* begin Records for processing *

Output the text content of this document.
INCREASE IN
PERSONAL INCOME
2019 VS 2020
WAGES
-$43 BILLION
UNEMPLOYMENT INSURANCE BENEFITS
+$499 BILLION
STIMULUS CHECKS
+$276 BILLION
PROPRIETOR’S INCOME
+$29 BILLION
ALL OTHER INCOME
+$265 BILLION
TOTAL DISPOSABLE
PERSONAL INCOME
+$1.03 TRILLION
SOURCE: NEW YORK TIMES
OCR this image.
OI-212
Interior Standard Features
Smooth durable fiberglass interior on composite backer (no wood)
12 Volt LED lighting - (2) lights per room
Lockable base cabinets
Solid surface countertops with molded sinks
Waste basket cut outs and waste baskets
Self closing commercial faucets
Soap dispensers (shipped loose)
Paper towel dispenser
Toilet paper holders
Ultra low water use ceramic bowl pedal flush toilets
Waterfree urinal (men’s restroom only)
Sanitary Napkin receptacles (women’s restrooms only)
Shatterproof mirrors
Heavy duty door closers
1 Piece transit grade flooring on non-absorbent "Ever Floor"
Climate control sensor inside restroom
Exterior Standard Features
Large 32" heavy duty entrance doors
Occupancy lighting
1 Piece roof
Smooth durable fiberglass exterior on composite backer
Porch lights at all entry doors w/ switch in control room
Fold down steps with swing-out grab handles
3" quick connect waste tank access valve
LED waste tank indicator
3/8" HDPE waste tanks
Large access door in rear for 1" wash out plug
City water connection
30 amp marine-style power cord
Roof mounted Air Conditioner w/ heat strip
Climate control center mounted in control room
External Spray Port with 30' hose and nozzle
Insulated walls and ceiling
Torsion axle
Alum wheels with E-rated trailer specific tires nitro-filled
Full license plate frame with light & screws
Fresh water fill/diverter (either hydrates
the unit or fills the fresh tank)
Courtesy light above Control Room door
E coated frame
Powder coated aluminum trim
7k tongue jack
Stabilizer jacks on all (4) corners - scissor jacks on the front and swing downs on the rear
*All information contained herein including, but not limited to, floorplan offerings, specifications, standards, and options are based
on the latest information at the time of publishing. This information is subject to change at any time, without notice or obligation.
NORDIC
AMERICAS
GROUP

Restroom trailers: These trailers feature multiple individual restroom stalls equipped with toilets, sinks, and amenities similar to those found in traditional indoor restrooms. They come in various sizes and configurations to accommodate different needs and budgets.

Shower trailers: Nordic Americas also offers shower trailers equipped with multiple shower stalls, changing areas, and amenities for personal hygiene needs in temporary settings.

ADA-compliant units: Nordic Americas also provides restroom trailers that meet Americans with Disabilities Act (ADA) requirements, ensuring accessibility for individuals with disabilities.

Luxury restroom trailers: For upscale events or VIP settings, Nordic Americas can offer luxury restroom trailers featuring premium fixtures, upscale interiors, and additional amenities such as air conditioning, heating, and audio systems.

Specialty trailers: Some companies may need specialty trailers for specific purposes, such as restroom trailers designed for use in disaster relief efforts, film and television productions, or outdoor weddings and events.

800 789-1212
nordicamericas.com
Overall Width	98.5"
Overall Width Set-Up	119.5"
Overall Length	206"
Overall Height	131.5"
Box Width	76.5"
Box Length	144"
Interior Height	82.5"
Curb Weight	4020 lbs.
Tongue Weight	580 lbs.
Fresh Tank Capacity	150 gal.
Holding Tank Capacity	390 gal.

* end Records for processing *

§ Task brief: Find the lines above that contain the word "Piece" and collect them.

§ Complete answer:
1 Piece transit grade flooring on non-absorbent "Ever Floor"
1 Piece roof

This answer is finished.